------ EXERCISE MATERIAL ------

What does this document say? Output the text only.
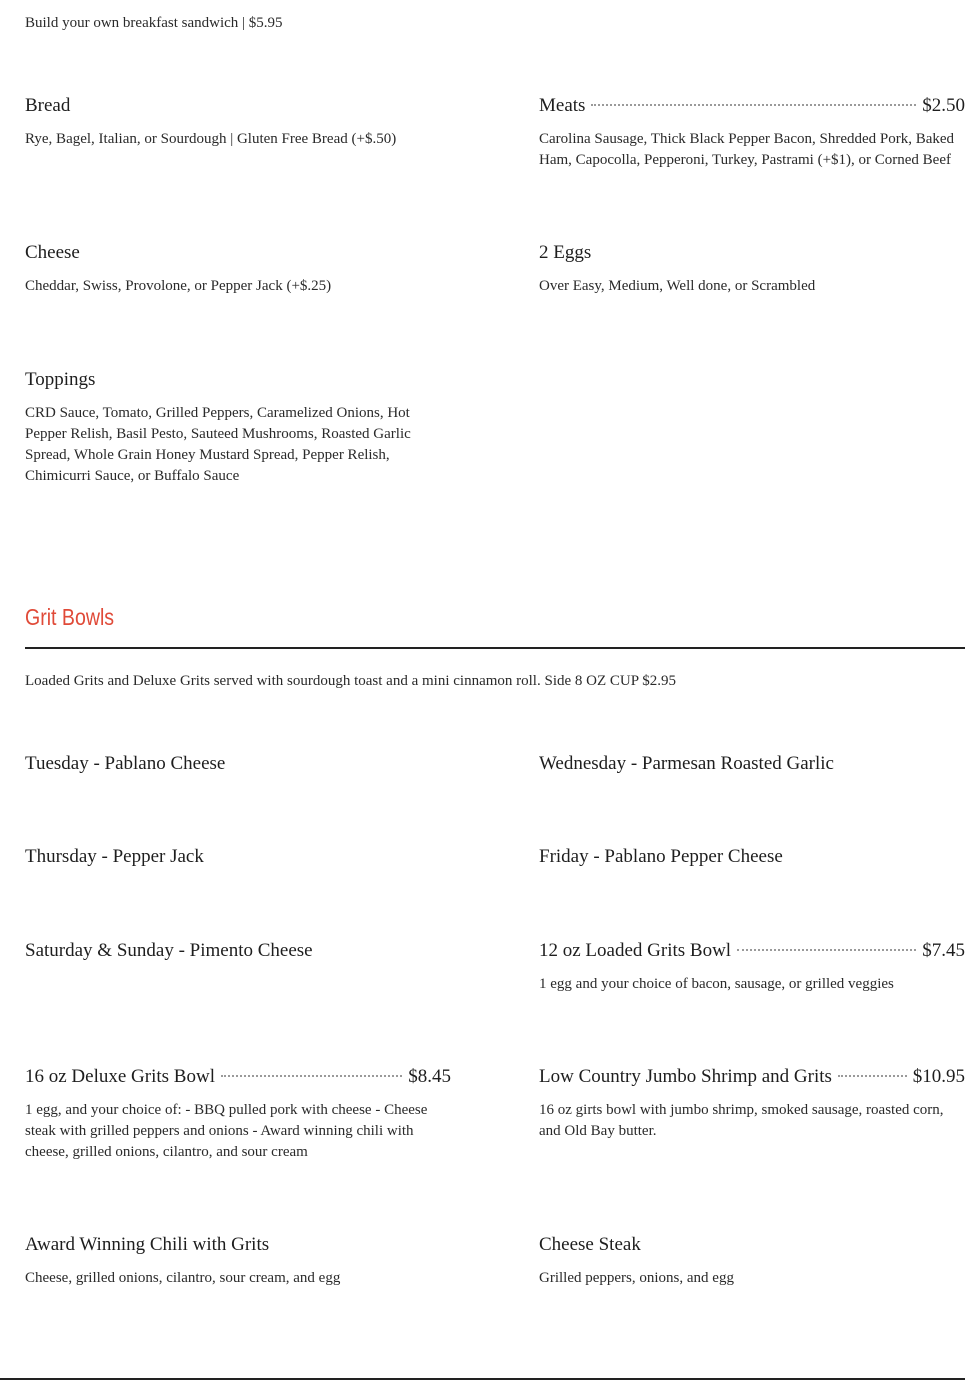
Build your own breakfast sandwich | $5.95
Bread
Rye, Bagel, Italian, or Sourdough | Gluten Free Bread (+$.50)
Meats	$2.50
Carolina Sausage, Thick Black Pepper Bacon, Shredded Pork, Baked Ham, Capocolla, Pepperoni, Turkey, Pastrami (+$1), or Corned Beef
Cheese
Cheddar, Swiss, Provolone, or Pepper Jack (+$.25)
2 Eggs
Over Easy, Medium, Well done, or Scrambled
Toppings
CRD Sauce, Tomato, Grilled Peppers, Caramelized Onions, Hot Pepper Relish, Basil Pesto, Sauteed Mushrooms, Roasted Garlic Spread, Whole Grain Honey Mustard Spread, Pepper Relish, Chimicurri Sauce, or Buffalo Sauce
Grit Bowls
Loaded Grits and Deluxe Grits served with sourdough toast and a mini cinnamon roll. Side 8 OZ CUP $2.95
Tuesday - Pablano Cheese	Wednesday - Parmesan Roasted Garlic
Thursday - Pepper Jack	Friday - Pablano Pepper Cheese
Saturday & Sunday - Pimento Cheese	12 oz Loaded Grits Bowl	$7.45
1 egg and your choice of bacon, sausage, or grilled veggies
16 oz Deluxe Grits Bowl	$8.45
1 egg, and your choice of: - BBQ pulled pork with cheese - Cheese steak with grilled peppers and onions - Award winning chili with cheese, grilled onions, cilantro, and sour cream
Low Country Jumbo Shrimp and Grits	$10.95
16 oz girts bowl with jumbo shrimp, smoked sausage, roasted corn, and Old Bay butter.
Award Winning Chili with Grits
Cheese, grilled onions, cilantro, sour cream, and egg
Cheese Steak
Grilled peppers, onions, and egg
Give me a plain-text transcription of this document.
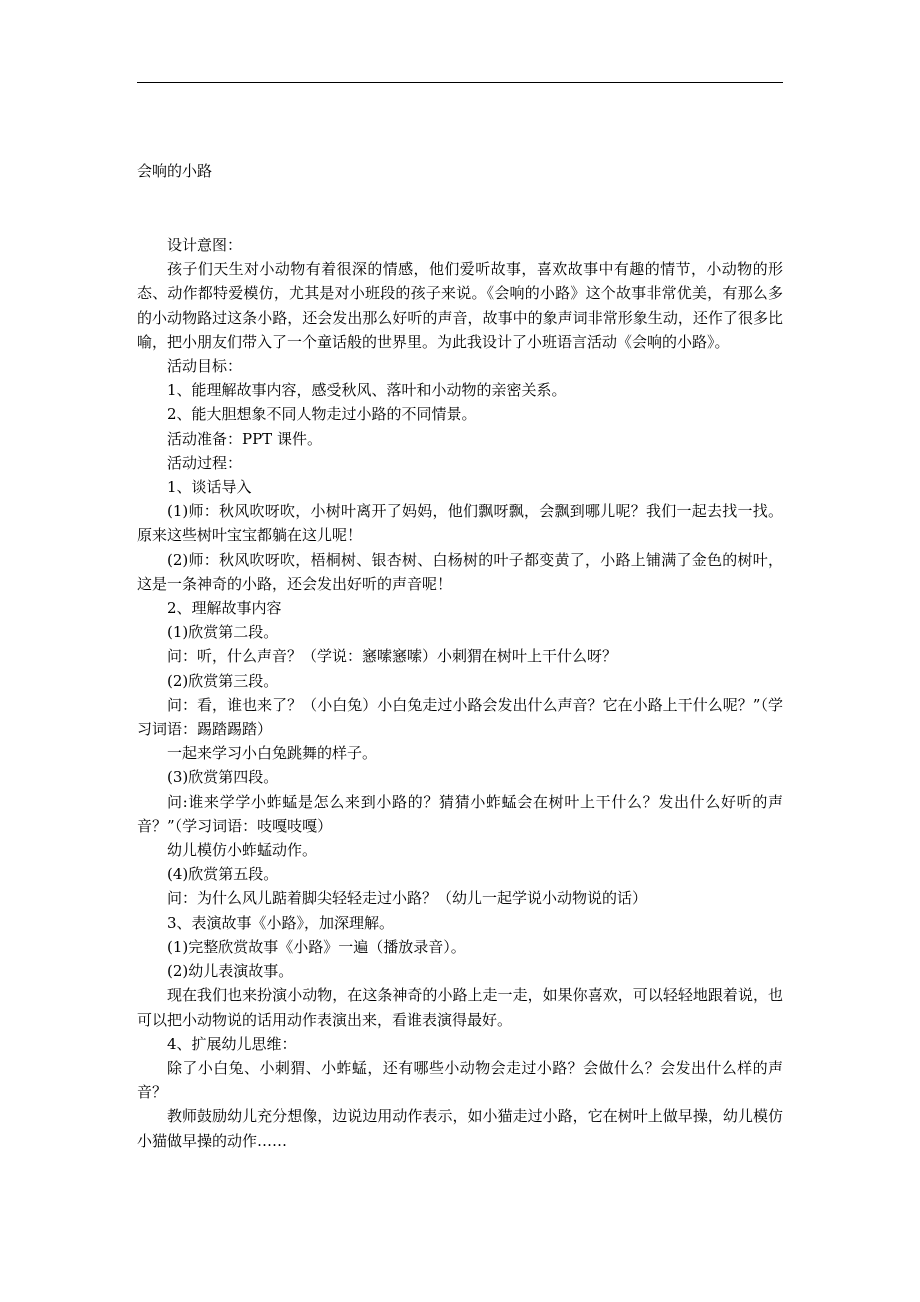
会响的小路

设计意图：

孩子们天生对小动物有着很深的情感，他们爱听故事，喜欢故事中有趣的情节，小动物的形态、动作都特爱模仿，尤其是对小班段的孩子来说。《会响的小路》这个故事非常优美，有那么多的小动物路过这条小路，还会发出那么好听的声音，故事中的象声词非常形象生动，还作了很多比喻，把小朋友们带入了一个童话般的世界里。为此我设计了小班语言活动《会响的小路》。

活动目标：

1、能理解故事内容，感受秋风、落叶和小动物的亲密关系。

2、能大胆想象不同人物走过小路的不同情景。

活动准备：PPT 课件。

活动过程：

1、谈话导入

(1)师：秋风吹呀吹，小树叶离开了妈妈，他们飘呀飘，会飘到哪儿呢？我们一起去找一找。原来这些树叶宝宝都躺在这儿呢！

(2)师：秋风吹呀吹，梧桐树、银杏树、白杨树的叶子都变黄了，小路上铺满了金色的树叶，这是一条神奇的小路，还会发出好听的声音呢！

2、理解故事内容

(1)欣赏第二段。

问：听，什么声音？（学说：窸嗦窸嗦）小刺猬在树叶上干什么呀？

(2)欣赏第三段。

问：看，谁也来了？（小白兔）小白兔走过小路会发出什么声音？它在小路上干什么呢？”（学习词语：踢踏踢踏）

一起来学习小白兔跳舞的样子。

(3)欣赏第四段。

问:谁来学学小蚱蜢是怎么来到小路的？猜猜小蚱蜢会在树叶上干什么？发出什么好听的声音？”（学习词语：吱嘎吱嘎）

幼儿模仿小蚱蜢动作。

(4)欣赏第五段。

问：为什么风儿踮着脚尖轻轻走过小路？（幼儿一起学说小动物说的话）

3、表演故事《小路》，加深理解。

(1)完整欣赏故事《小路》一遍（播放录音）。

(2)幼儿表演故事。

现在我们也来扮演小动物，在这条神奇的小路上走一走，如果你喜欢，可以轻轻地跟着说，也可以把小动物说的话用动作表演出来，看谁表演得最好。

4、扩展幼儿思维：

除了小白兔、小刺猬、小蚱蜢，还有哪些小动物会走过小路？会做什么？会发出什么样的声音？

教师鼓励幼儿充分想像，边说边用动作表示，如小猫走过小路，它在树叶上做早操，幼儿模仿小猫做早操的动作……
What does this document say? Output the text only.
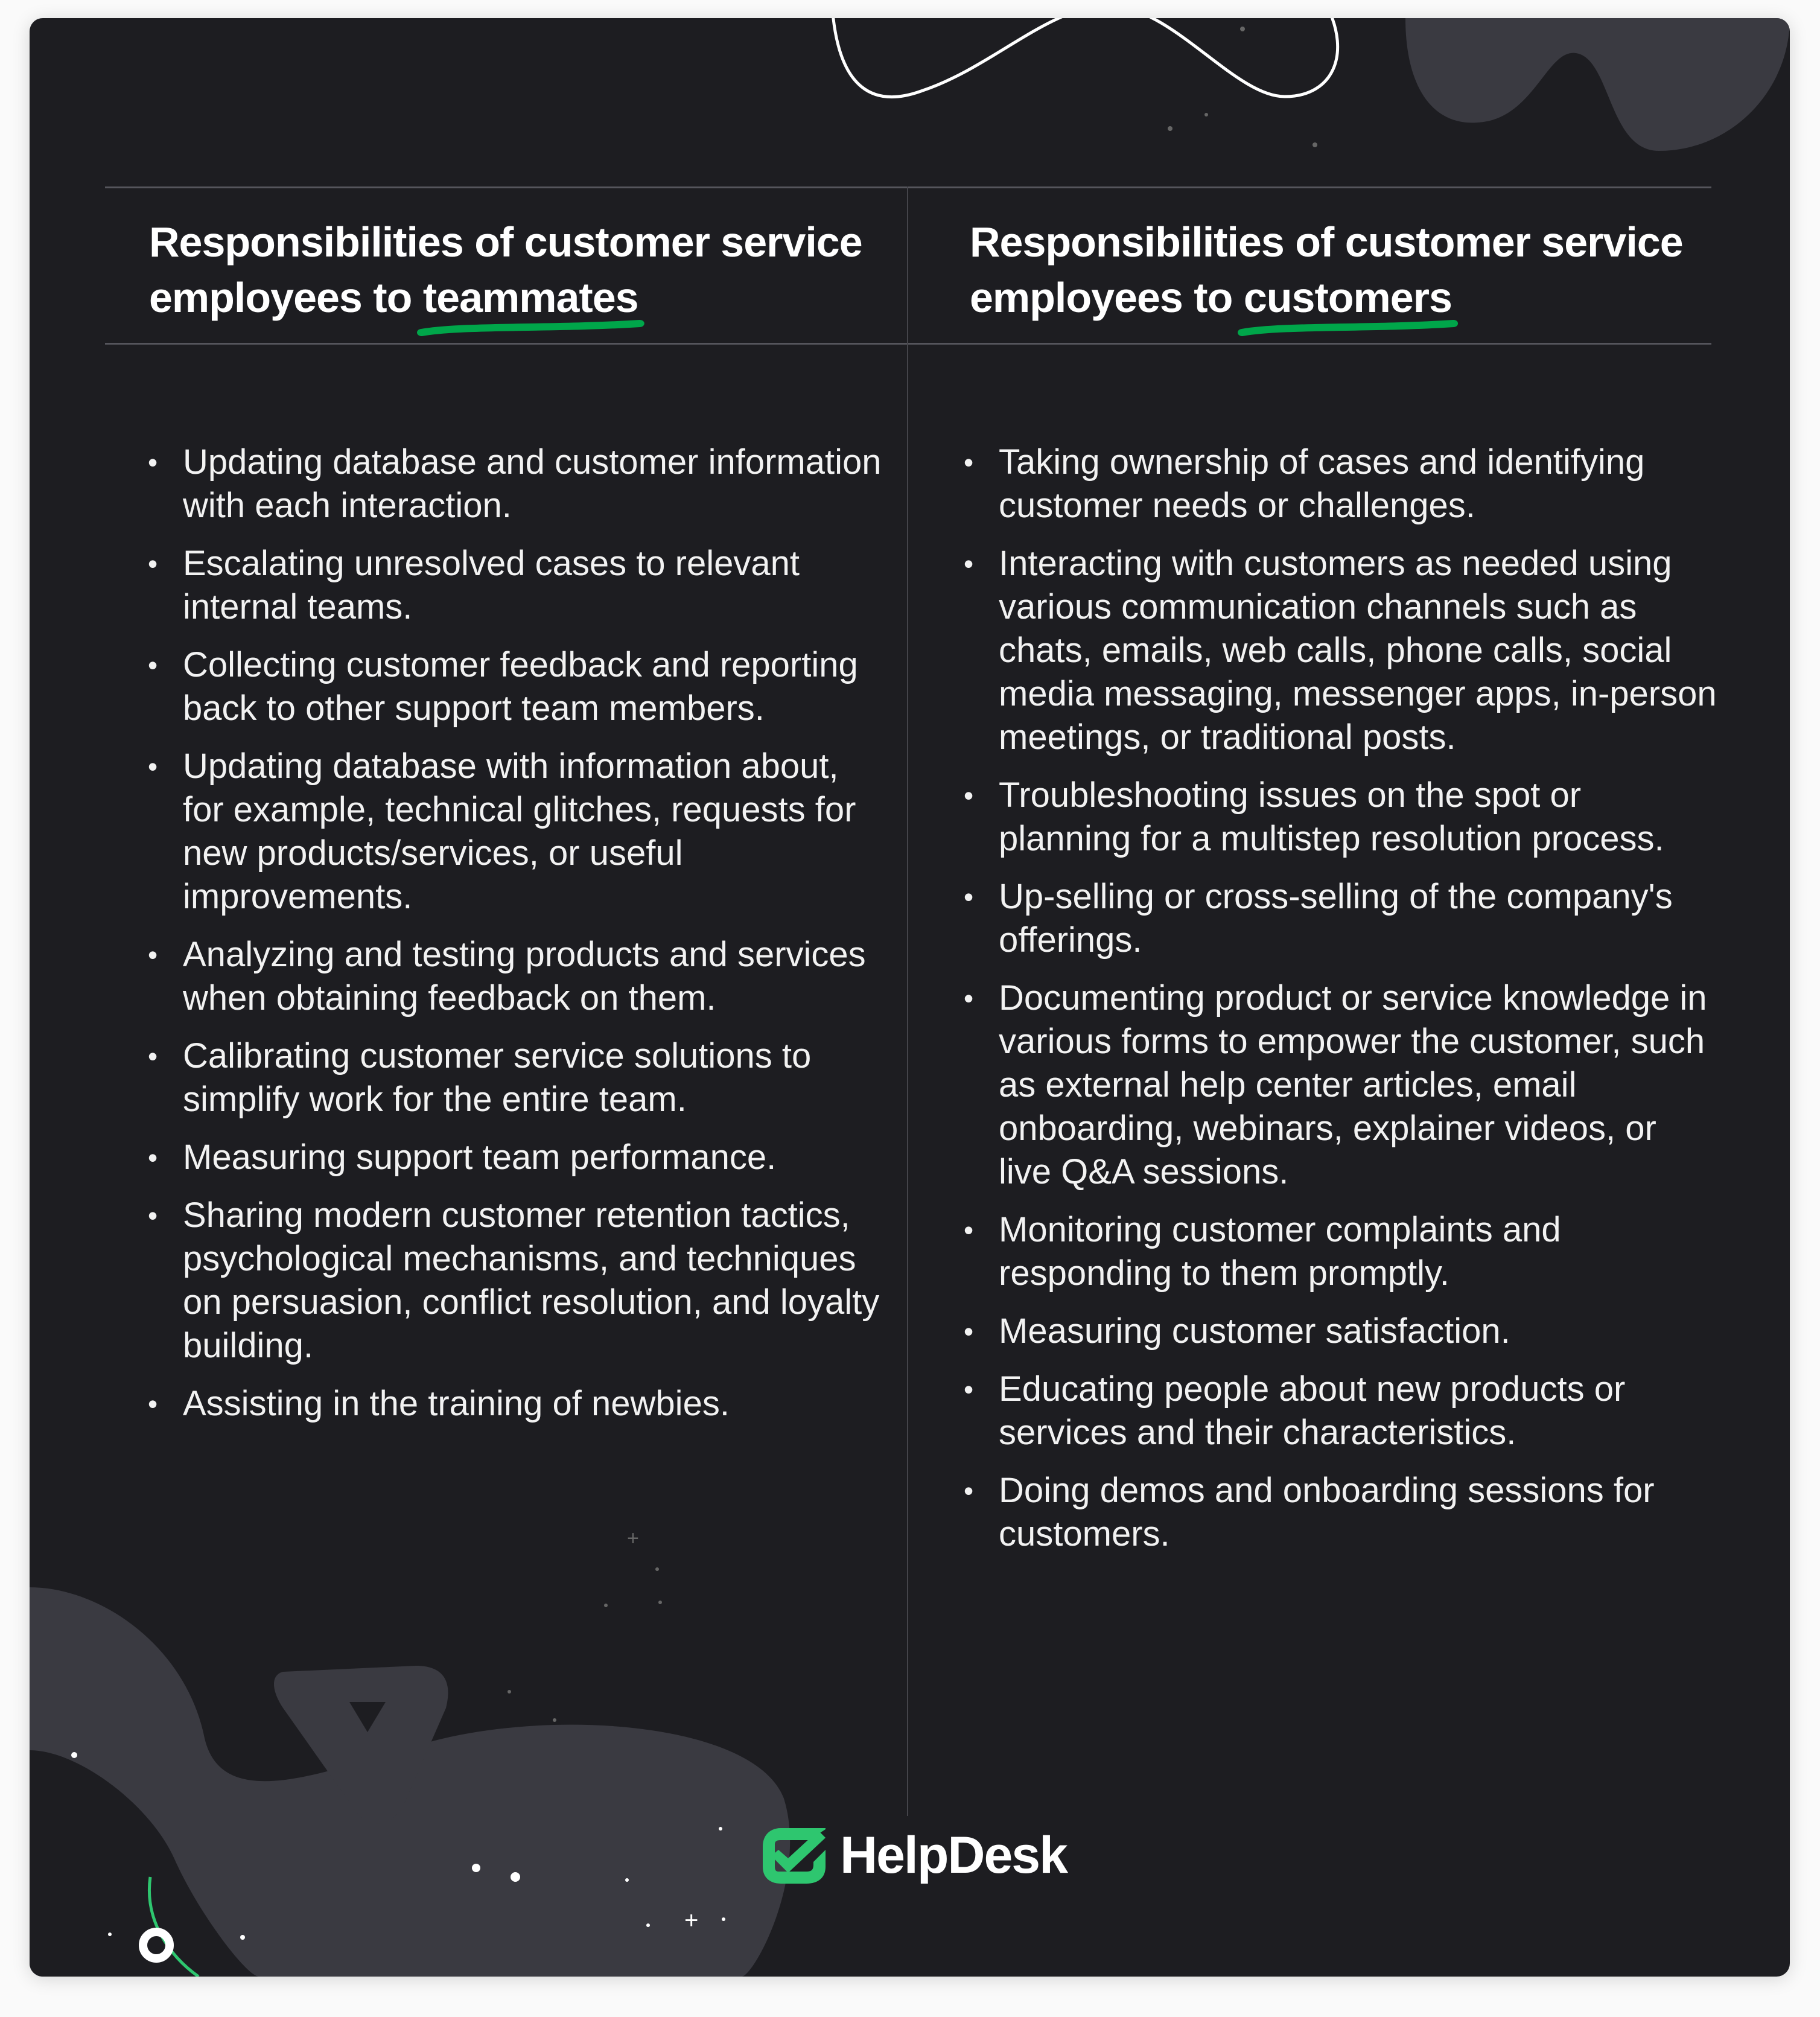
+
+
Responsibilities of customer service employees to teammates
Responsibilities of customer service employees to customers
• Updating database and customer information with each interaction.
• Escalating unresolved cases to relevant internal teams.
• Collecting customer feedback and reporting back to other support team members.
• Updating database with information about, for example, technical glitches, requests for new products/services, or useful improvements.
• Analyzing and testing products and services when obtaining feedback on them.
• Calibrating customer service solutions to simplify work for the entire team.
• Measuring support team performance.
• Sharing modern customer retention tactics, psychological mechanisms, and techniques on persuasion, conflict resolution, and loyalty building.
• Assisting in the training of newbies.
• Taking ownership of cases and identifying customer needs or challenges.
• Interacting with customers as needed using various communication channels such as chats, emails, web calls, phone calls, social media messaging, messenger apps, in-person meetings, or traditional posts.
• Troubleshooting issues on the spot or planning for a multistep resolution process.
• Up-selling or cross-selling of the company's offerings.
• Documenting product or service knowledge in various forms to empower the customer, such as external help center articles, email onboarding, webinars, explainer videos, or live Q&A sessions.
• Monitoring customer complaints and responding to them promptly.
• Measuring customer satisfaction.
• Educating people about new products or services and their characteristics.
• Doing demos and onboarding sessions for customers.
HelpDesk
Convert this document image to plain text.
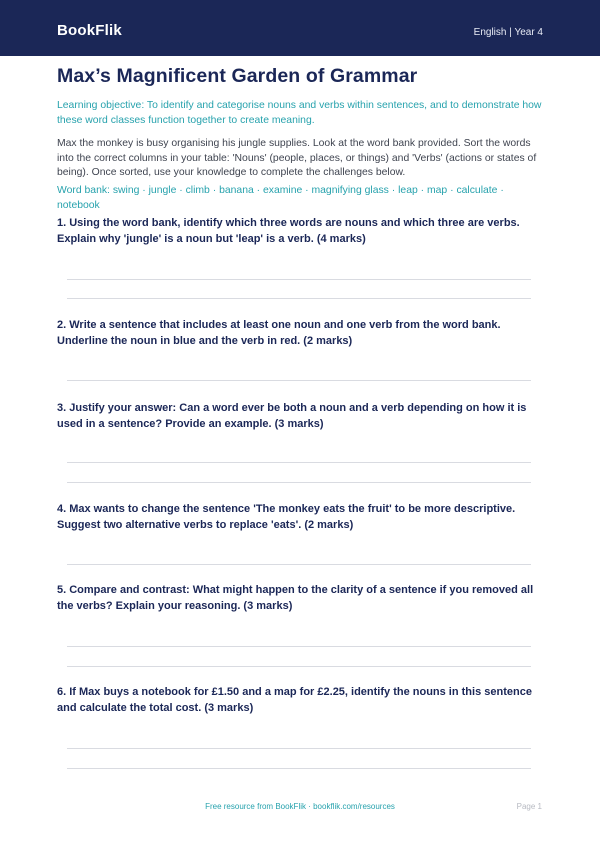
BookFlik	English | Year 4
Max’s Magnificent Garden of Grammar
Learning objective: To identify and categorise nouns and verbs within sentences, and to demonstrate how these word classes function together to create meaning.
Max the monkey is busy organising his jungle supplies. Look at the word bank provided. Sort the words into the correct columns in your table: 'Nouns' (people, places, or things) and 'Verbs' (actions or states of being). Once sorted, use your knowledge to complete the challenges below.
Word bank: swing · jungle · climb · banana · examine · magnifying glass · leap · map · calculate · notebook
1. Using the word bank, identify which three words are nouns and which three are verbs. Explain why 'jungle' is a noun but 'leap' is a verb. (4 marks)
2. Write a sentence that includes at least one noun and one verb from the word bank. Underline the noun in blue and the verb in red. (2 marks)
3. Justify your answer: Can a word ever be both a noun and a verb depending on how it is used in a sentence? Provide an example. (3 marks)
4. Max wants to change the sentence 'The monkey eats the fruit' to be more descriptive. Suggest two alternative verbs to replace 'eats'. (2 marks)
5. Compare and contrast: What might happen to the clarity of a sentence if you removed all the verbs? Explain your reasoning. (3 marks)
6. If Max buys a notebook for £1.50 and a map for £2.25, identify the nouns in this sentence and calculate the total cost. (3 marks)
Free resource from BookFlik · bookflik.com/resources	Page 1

------

● WORK REQUIRED:
Pictures are not part of the copy. Extract exactly the lines from the line containing "Convert this document image to plain text." through the final line of the entries above, both included.

● THE ANSWER:
Convert this document image to plain text.
BookFlik	English | Year 4
Max’s Magnificent Garden of Grammar
Learning objective: To identify and categorise nouns and verbs within sentences, and to demonstrate how these word classes function together to create meaning.
Max the monkey is busy organising his jungle supplies. Look at the word bank provided. Sort the words into the correct columns in your table: 'Nouns' (people, places, or things) and 'Verbs' (actions or states of being). Once sorted, use your knowledge to complete the challenges below.
Word bank: swing · jungle · climb · banana · examine · magnifying glass · leap · map · calculate · notebook
1. Using the word bank, identify which three words are nouns and which three are verbs. Explain why 'jungle' is a noun but 'leap' is a verb. (4 marks)
2. Write a sentence that includes at least one noun and one verb from the word bank. Underline the noun in blue and the verb in red. (2 marks)
3. Justify your answer: Can a word ever be both a noun and a verb depending on how it is used in a sentence? Provide an example. (3 marks)
4. Max wants to change the sentence 'The monkey eats the fruit' to be more descriptive. Suggest two alternative verbs to replace 'eats'. (2 marks)
5. Compare and contrast: What might happen to the clarity of a sentence if you removed all the verbs? Explain your reasoning. (3 marks)
6. If Max buys a notebook for £1.50 and a map for £2.25, identify the nouns in this sentence and calculate the total cost. (3 marks)
Free resource from BookFlik · bookflik.com/resources	Page 1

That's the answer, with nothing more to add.